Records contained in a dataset
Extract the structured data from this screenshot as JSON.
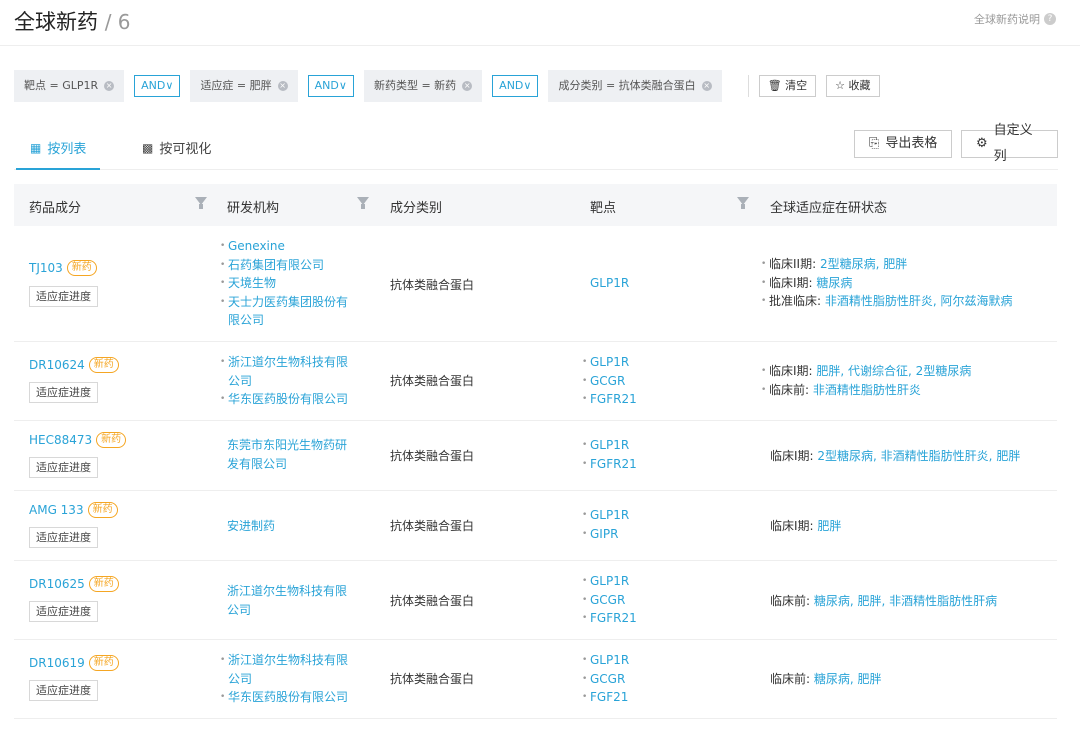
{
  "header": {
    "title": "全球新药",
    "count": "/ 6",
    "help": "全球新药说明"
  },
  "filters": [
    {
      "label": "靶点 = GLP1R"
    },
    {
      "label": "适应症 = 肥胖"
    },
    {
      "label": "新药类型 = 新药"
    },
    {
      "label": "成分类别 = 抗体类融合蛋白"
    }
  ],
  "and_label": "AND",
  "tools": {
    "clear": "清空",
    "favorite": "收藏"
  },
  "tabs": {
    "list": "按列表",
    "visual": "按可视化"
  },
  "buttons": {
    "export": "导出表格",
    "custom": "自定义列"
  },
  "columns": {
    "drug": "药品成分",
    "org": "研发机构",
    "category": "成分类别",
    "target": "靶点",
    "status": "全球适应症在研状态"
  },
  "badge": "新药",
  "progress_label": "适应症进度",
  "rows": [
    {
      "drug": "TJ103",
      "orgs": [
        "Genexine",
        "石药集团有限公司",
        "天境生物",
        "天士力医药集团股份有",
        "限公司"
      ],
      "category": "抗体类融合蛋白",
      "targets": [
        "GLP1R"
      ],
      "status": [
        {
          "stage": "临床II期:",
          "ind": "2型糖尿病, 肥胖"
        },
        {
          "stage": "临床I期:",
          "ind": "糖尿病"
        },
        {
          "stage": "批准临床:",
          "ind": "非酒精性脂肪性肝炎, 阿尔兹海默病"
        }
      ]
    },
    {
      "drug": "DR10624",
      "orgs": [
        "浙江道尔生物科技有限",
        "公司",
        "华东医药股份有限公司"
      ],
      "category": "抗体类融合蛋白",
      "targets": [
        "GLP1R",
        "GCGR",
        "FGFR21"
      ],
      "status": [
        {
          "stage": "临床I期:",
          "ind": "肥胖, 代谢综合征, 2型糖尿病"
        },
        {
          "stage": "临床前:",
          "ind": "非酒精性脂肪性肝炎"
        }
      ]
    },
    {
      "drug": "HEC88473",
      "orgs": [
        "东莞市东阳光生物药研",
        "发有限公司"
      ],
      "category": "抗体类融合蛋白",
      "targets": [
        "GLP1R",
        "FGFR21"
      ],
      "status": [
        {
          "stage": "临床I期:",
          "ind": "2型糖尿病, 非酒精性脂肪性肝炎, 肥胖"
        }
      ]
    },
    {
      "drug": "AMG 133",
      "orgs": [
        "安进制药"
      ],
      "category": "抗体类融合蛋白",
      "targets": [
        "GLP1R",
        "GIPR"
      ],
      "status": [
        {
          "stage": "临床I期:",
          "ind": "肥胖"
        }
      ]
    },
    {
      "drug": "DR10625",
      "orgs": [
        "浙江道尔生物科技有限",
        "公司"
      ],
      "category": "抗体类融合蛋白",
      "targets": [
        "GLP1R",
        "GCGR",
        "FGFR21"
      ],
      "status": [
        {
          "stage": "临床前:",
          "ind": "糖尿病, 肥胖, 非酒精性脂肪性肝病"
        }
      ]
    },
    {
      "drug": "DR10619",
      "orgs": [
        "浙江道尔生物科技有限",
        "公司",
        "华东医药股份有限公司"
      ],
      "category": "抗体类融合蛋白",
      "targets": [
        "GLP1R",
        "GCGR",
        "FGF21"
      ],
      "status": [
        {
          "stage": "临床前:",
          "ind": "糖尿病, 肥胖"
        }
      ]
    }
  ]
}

### YOUR GOAL
Replicate the material above verbatim; images stay out of the copy.

### EXERCISE RESULT
Extract the structured data from this screenshot as JSON.
{
  "header": {
    "title": "全球新药",
    "count": "/ 6",
    "help": "全球新药说明"
  },
  "filters": [
    {
      "label": "靶点 = GLP1R"
    },
    {
      "label": "适应症 = 肥胖"
    },
    {
      "label": "新药类型 = 新药"
    },
    {
      "label": "成分类别 = 抗体类融合蛋白"
    }
  ],
  "and_label": "AND",
  "tools": {
    "clear": "清空",
    "favorite": "收藏"
  },
  "tabs": {
    "list": "按列表",
    "visual": "按可视化"
  },
  "buttons": {
    "export": "导出表格",
    "custom": "自定义列"
  },
  "columns": {
    "drug": "药品成分",
    "org": "研发机构",
    "category": "成分类别",
    "target": "靶点",
    "status": "全球适应症在研状态"
  },
  "badge": "新药",
  "progress_label": "适应症进度",
  "rows": [
    {
      "drug": "TJ103",
      "orgs": [
        "Genexine",
        "石药集团有限公司",
        "天境生物",
        "天士力医药集团股份有",
        "限公司"
      ],
      "category": "抗体类融合蛋白",
      "targets": [
        "GLP1R"
      ],
      "status": [
        {
          "stage": "临床II期:",
          "ind": "2型糖尿病, 肥胖"
        },
        {
          "stage": "临床I期:",
          "ind": "糖尿病"
        },
        {
          "stage": "批准临床:",
          "ind": "非酒精性脂肪性肝炎, 阿尔兹海默病"
        }
      ]
    },
    {
      "drug": "DR10624",
      "orgs": [
        "浙江道尔生物科技有限",
        "公司",
        "华东医药股份有限公司"
      ],
      "category": "抗体类融合蛋白",
      "targets": [
        "GLP1R",
        "GCGR",
        "FGFR21"
      ],
      "status": [
        {
          "stage": "临床I期:",
          "ind": "肥胖, 代谢综合征, 2型糖尿病"
        },
        {
          "stage": "临床前:",
          "ind": "非酒精性脂肪性肝炎"
        }
      ]
    },
    {
      "drug": "HEC88473",
      "orgs": [
        "东莞市东阳光生物药研",
        "发有限公司"
      ],
      "category": "抗体类融合蛋白",
      "targets": [
        "GLP1R",
        "FGFR21"
      ],
      "status": [
        {
          "stage": "临床I期:",
          "ind": "2型糖尿病, 非酒精性脂肪性肝炎, 肥胖"
        }
      ]
    },
    {
      "drug": "AMG 133",
      "orgs": [
        "安进制药"
      ],
      "category": "抗体类融合蛋白",
      "targets": [
        "GLP1R",
        "GIPR"
      ],
      "status": [
        {
          "stage": "临床I期:",
          "ind": "肥胖"
        }
      ]
    },
    {
      "drug": "DR10625",
      "orgs": [
        "浙江道尔生物科技有限",
        "公司"
      ],
      "category": "抗体类融合蛋白",
      "targets": [
        "GLP1R",
        "GCGR",
        "FGFR21"
      ],
      "status": [
        {
          "stage": "临床前:",
          "ind": "糖尿病, 肥胖, 非酒精性脂肪性肝病"
        }
      ]
    },
    {
      "drug": "DR10619",
      "orgs": [
        "浙江道尔生物科技有限",
        "公司",
        "华东医药股份有限公司"
      ],
      "category": "抗体类融合蛋白",
      "targets": [
        "GLP1R",
        "GCGR",
        "FGF21"
      ],
      "status": [
        {
          "stage": "临床前:",
          "ind": "糖尿病, 肥胖"
        }
      ]
    }
  ]
}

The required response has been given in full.